Given exercise: Search the material for "color" and show all lines that contain it.

[Chart and figure data]
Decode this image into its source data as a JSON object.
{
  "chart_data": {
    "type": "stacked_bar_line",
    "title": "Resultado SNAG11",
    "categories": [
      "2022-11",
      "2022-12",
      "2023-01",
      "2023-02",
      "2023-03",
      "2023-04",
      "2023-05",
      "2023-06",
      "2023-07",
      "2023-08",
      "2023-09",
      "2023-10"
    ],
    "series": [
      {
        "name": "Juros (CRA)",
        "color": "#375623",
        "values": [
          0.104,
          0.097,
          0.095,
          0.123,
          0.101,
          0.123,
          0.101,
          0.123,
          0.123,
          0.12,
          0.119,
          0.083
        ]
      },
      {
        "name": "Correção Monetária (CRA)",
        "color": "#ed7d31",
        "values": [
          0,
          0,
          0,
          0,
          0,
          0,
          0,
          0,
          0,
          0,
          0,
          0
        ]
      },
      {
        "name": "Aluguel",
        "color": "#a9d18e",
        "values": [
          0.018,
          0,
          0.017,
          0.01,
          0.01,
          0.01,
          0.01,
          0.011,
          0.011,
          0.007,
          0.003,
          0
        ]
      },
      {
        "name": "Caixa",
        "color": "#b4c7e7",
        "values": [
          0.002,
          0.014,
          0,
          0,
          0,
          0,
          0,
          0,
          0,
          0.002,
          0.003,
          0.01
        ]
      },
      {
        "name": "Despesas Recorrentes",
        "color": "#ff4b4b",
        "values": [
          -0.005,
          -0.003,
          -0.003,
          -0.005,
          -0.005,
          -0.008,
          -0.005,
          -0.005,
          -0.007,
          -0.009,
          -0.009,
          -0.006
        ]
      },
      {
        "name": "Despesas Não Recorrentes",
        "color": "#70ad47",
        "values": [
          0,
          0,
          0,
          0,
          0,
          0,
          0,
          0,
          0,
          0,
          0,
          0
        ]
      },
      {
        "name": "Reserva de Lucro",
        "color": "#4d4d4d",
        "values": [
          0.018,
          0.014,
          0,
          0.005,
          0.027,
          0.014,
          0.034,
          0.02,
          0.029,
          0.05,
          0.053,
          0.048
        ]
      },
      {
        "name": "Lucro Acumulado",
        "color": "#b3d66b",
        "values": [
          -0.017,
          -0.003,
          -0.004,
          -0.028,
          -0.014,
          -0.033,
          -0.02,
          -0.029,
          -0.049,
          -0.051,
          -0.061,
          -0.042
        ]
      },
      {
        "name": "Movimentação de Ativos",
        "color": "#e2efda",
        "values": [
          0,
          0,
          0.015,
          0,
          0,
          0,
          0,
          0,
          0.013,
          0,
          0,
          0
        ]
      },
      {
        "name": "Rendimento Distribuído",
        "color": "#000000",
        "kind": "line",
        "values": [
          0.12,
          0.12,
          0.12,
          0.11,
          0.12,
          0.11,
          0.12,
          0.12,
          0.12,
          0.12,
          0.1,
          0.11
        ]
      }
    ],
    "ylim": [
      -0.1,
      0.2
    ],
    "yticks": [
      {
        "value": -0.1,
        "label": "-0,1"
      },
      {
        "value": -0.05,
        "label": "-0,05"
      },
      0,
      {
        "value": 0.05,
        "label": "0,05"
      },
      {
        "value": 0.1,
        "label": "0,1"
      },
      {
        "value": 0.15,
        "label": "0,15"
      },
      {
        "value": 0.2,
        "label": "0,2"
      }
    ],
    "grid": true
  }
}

Result of the exercise:
        "color": "#375623",
        "color": "#ed7d31",
        "color": "#a9d18e",
        "color": "#b4c7e7",
        "color": "#ff4b4b",
        "color": "#70ad47",
        "color": "#4d4d4d",
        "color": "#b3d66b",
        "color": "#e2efda",
        "color": "#000000",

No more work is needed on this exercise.